## Prompt
Where a line below holds the string "color", copy that line.

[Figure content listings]
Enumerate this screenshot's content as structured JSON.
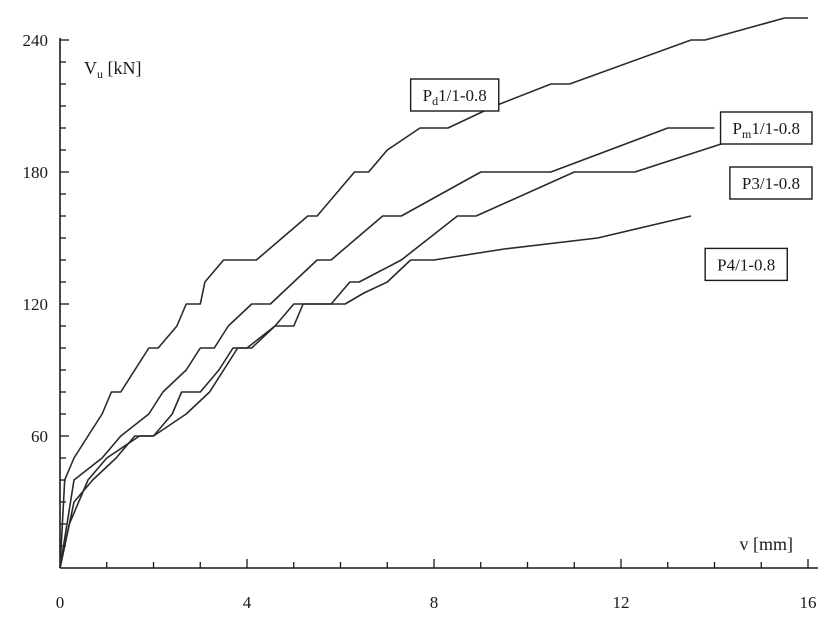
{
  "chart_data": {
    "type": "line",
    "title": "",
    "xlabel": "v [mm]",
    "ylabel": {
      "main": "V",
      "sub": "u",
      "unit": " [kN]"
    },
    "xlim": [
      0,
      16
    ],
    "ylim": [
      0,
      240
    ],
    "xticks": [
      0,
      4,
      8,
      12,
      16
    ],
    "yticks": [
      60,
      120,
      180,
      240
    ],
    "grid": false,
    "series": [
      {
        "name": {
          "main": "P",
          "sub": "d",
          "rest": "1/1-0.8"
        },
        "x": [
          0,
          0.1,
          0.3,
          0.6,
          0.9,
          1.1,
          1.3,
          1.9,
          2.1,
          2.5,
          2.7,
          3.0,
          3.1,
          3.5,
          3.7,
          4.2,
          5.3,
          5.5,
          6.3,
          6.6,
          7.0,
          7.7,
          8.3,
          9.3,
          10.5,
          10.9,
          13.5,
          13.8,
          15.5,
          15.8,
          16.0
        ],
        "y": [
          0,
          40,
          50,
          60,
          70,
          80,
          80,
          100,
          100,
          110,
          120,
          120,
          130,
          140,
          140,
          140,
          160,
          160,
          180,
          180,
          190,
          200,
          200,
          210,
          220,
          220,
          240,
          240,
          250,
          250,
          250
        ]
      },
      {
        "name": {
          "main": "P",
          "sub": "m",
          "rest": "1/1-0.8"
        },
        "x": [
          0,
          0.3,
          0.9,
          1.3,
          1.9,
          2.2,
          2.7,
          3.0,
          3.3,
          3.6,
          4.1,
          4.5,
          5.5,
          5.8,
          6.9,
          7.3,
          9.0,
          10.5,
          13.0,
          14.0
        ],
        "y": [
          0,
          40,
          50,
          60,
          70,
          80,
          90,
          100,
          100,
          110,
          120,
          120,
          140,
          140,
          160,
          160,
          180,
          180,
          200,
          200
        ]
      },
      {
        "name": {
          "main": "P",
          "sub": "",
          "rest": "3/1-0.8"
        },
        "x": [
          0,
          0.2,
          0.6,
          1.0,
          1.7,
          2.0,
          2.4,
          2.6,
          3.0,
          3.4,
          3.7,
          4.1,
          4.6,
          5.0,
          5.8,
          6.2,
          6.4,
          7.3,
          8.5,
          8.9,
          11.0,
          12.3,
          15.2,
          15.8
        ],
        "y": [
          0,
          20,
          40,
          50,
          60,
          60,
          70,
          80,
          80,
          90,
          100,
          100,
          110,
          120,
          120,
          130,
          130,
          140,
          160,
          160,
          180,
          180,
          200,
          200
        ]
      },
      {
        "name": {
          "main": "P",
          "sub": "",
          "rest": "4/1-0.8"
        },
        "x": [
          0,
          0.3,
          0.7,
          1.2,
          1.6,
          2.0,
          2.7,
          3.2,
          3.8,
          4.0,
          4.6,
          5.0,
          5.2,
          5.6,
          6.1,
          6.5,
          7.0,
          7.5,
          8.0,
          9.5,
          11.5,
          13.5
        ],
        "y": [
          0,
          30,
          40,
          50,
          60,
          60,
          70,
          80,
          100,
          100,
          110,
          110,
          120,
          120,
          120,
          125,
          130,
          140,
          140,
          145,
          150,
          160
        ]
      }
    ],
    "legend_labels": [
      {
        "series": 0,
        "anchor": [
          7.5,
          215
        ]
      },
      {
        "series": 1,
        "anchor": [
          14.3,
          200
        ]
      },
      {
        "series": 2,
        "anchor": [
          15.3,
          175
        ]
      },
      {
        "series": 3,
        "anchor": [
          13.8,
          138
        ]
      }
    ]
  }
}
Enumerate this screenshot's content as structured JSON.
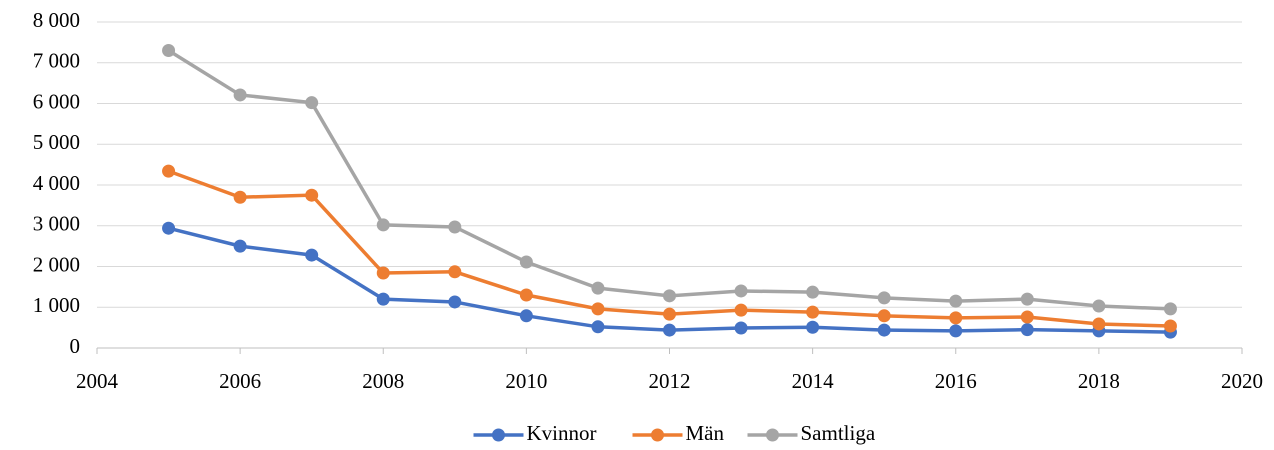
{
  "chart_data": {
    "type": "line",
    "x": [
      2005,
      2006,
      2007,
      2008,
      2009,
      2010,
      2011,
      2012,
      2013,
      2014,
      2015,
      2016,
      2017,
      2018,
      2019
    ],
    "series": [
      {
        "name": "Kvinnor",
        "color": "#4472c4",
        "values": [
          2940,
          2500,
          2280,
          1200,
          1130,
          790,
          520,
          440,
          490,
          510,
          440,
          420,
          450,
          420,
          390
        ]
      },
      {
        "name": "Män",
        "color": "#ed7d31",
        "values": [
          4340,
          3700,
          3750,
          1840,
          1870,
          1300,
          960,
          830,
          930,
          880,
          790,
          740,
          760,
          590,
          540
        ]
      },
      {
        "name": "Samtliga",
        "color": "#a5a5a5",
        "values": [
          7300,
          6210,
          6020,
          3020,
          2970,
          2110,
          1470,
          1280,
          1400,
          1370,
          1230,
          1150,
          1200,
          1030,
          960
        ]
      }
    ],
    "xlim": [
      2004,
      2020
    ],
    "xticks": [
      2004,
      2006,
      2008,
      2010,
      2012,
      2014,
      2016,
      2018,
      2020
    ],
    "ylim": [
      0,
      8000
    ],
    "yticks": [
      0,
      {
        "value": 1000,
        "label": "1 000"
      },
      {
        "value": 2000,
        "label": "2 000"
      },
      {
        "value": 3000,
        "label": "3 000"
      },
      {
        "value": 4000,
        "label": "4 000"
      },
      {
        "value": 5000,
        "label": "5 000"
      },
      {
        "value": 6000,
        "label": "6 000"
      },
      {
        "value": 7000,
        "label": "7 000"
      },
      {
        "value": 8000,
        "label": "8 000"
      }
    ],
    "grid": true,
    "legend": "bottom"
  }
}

## Written answer
        "color": "#4472c4",
        "color": "#ed7d31",
        "color": "#a5a5a5",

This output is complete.